#### Supplied information ####

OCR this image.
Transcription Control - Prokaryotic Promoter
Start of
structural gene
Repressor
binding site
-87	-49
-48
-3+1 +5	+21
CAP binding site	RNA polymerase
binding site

####

> _What the task requires_: Reproduce every line above without error.

> _Exercise result_:
OCR this image.
Transcription Control - Prokaryotic Promoter
Start of
structural gene
Repressor
binding site
-87	-49
-48
-3+1 +5	+21
CAP binding site	RNA polymerase
binding site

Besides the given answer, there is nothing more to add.